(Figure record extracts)
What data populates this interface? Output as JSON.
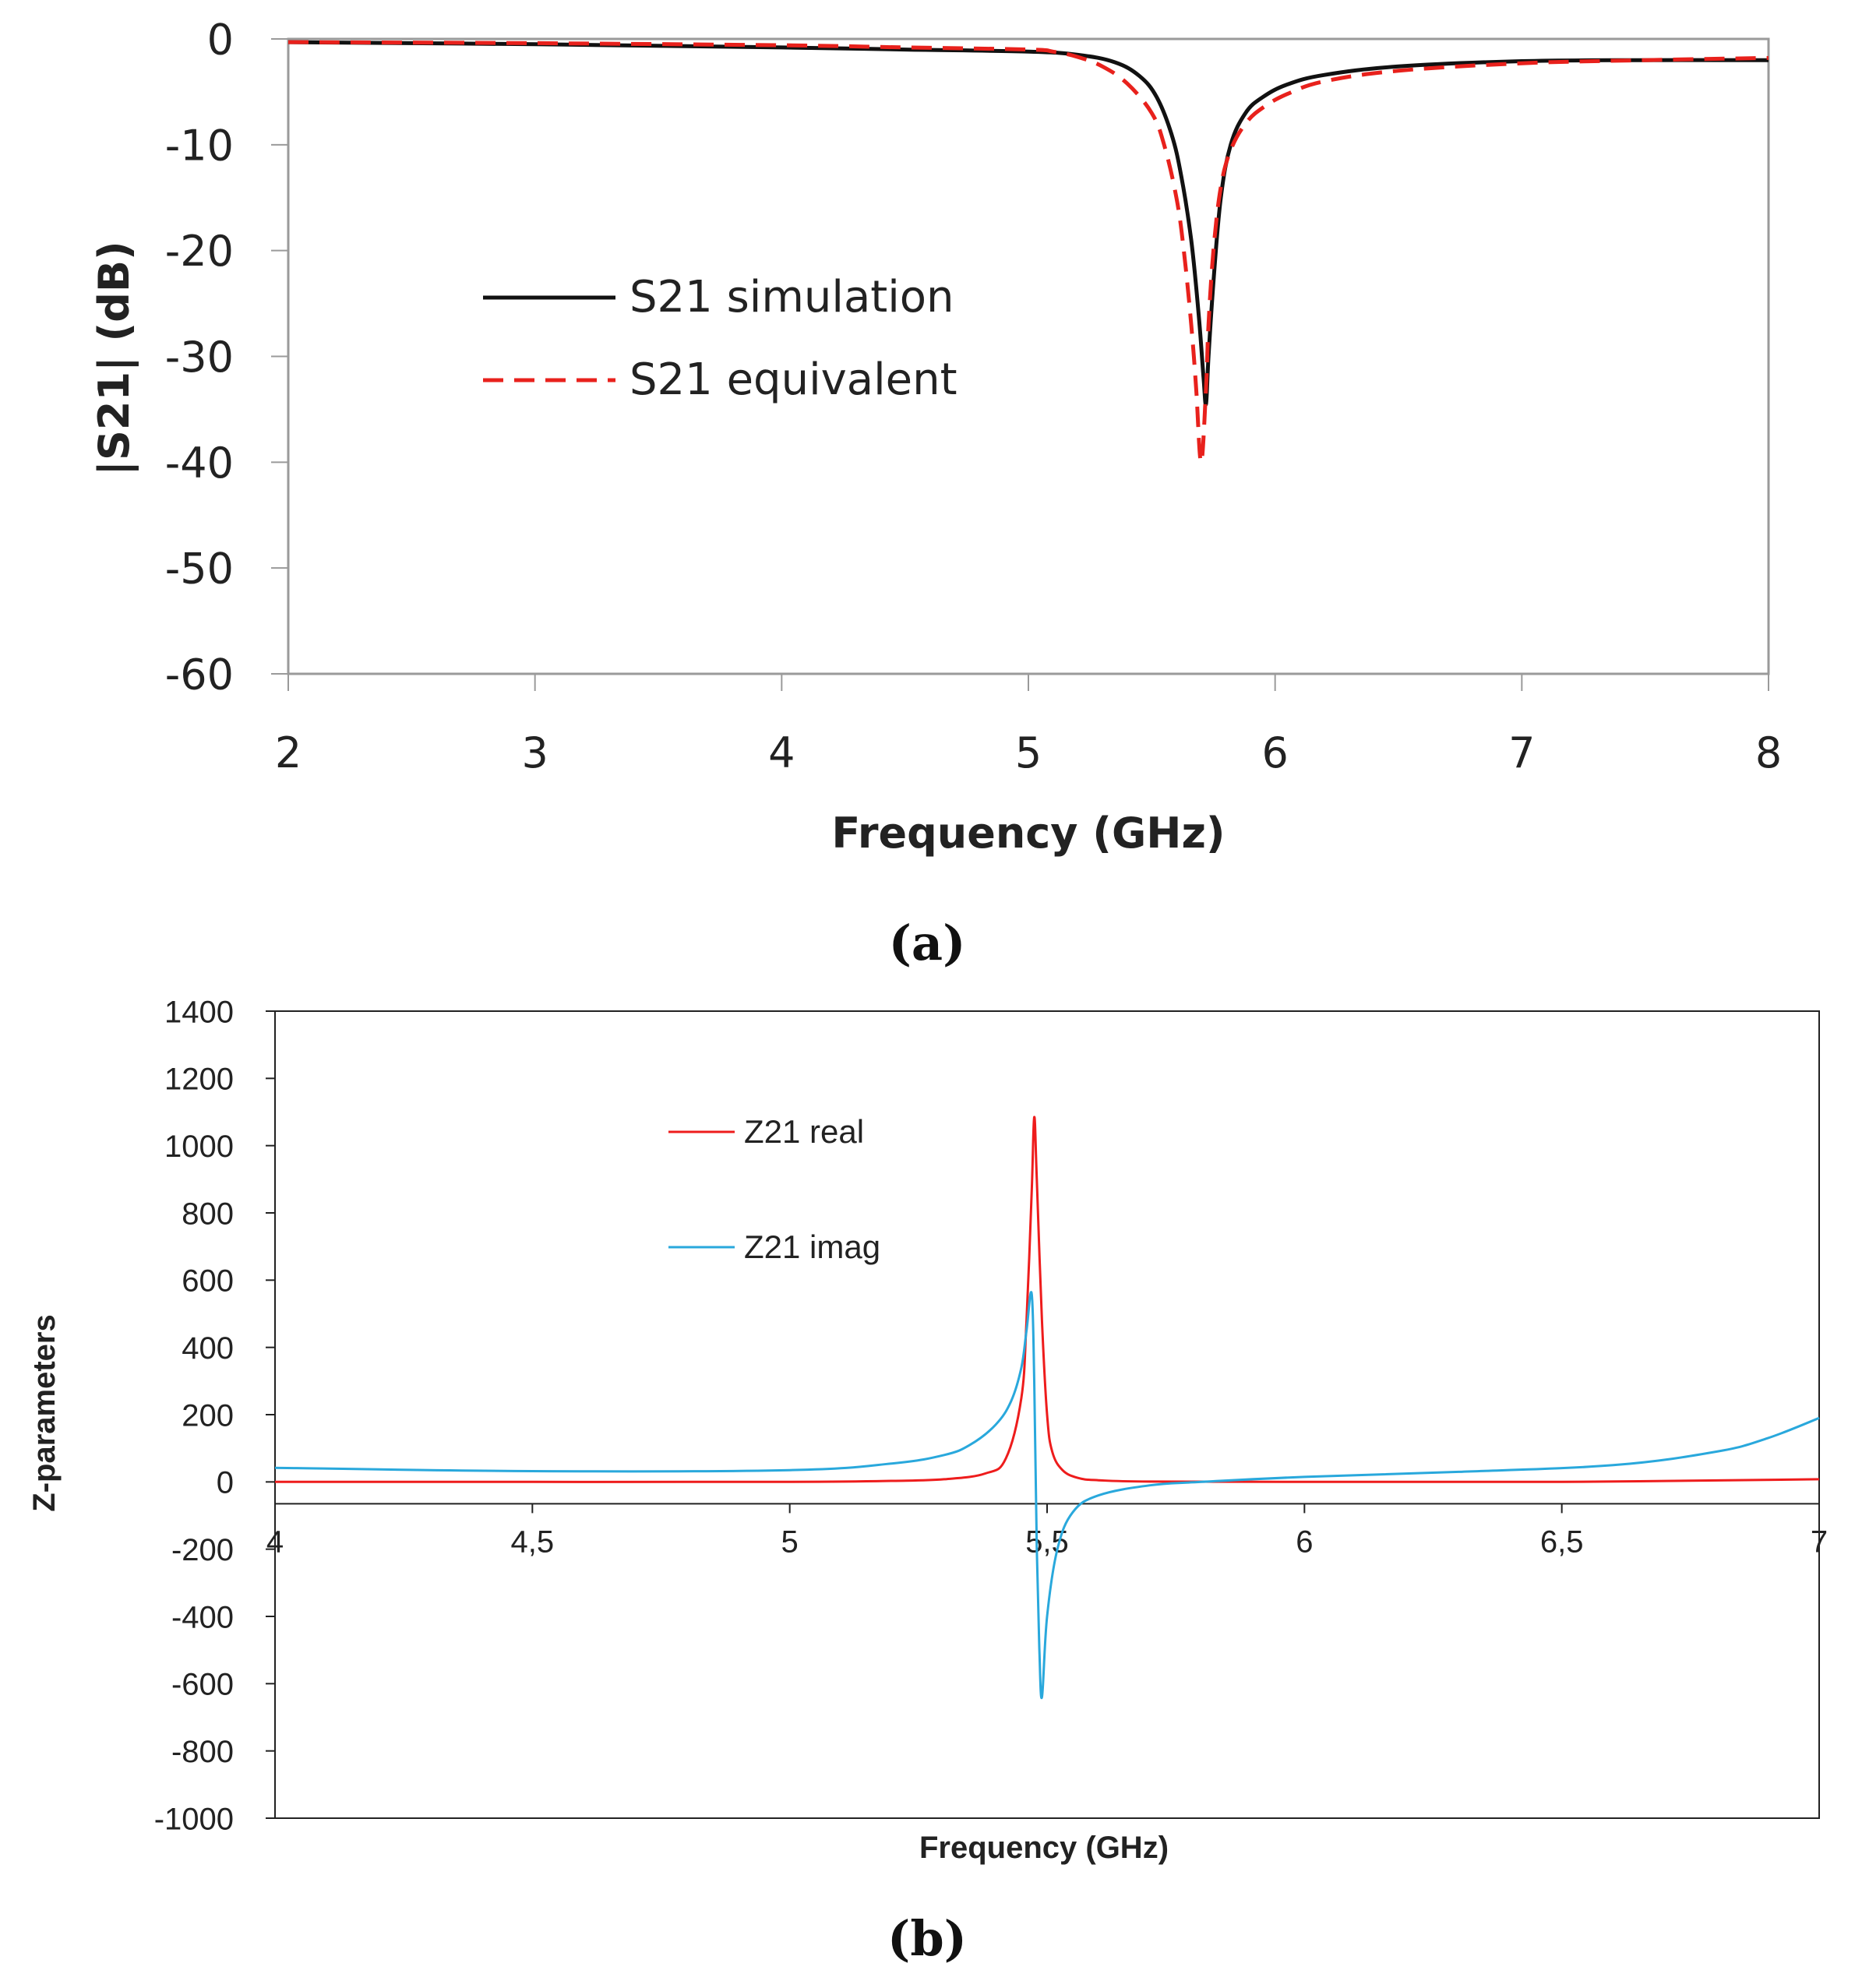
{
  "chart_data": [
    {
      "id": "a",
      "type": "line",
      "xlabel": "Frequency (GHz)",
      "ylabel": "|S21| (dB)",
      "xlim": [
        2,
        8
      ],
      "ylim": [
        -60,
        0
      ],
      "xticks": [
        2,
        3,
        4,
        5,
        6,
        7,
        8
      ],
      "yticks": [
        0,
        -10,
        -20,
        -30,
        -40,
        -50,
        -60
      ],
      "xtick_labels": [
        "2",
        "3",
        "4",
        "5",
        "6",
        "7",
        "8"
      ],
      "ytick_labels": [
        "0",
        "-10",
        "-20",
        "-30",
        "-40",
        "-50",
        "-60"
      ],
      "legend_position": "center-left",
      "caption": "(a)",
      "series": [
        {
          "name": "S21 simulation",
          "color": "#111111",
          "dash": "solid",
          "x": [
            2,
            3,
            4,
            4.5,
            5,
            5.2,
            5.35,
            5.45,
            5.52,
            5.58,
            5.62,
            5.66,
            5.69,
            5.71,
            5.72,
            5.73,
            5.75,
            5.78,
            5.82,
            5.88,
            5.95,
            6.05,
            6.2,
            6.5,
            7,
            7.5,
            8
          ],
          "y": [
            -0.3,
            -0.5,
            -0.8,
            -1.0,
            -1.2,
            -1.5,
            -2.2,
            -3.5,
            -5.5,
            -9,
            -13,
            -19,
            -26,
            -32,
            -34.5,
            -30,
            -23,
            -15,
            -10,
            -7,
            -5.5,
            -4.3,
            -3.4,
            -2.6,
            -2.1,
            -2.0,
            -2.0
          ]
        },
        {
          "name": "S21 equivalent",
          "color": "#e8211c",
          "dash": "dashed",
          "x": [
            2,
            3,
            4,
            4.5,
            5,
            5.1,
            5.2,
            5.3,
            5.4,
            5.5,
            5.55,
            5.6,
            5.63,
            5.66,
            5.68,
            5.7,
            5.72,
            5.73,
            5.75,
            5.78,
            5.82,
            5.88,
            5.95,
            6.05,
            6.2,
            6.5,
            7,
            7.5,
            8
          ],
          "y": [
            -0.3,
            -0.4,
            -0.6,
            -0.8,
            -1.0,
            -1.2,
            -1.7,
            -2.6,
            -4.2,
            -7,
            -10,
            -15,
            -20,
            -27,
            -33,
            -40,
            -33,
            -27,
            -20,
            -14,
            -10.5,
            -8,
            -6.5,
            -5.2,
            -4.0,
            -3.0,
            -2.3,
            -2.0,
            -1.8
          ]
        }
      ]
    },
    {
      "id": "b",
      "type": "line",
      "xlabel": "Frequency (GHz)",
      "ylabel": "Z-parameters",
      "xlim": [
        4,
        7
      ],
      "ylim": [
        -1000,
        1400
      ],
      "xticks": [
        4,
        4.5,
        5,
        5.5,
        6,
        6.5,
        7
      ],
      "yticks": [
        1400,
        1200,
        1000,
        800,
        600,
        400,
        200,
        0,
        -200,
        -400,
        -600,
        -800,
        -1000
      ],
      "xtick_labels": [
        "4",
        "4,5",
        "5",
        "5,5",
        "6",
        "6,5",
        "7"
      ],
      "ytick_labels": [
        "1400",
        "1200",
        "1000",
        "800",
        "600",
        "400",
        "200",
        "0",
        "-200",
        "-400",
        "-600",
        "-800",
        "-1000"
      ],
      "x_axis_crosses_at": -65,
      "legend_position": "top-center",
      "caption": "(b)",
      "series": [
        {
          "name": "Z21 real",
          "color": "#ee1c1c",
          "x": [
            4,
            4.5,
            5,
            5.2,
            5.3,
            5.38,
            5.42,
            5.45,
            5.46,
            5.47,
            5.475,
            5.48,
            5.49,
            5.5,
            5.51,
            5.53,
            5.56,
            5.6,
            5.7,
            6,
            6.5,
            7
          ],
          "y": [
            0,
            0,
            0,
            3,
            8,
            25,
            70,
            250,
            480,
            860,
            1085,
            900,
            480,
            200,
            90,
            35,
            12,
            5,
            1,
            0,
            0,
            8
          ]
        },
        {
          "name": "Z21 imag",
          "color": "#29a8dc",
          "x": [
            4,
            4.5,
            5,
            5.2,
            5.3,
            5.35,
            5.4,
            5.43,
            5.45,
            5.46,
            5.47,
            5.475,
            5.48,
            5.485,
            5.49,
            5.5,
            5.52,
            5.55,
            5.6,
            5.7,
            5.8,
            6,
            6.3,
            6.6,
            6.8,
            6.9,
            7
          ],
          "y": [
            42,
            32,
            35,
            55,
            80,
            110,
            170,
            240,
            340,
            450,
            560,
            300,
            -200,
            -500,
            -640,
            -400,
            -200,
            -90,
            -40,
            -10,
            0,
            15,
            30,
            50,
            90,
            130,
            190
          ]
        }
      ]
    }
  ]
}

TASK TO COMPLETE: Looking at the data above, how many lines hold the word "center"? Respond with the number alone.

SOLUTION BELOW: 2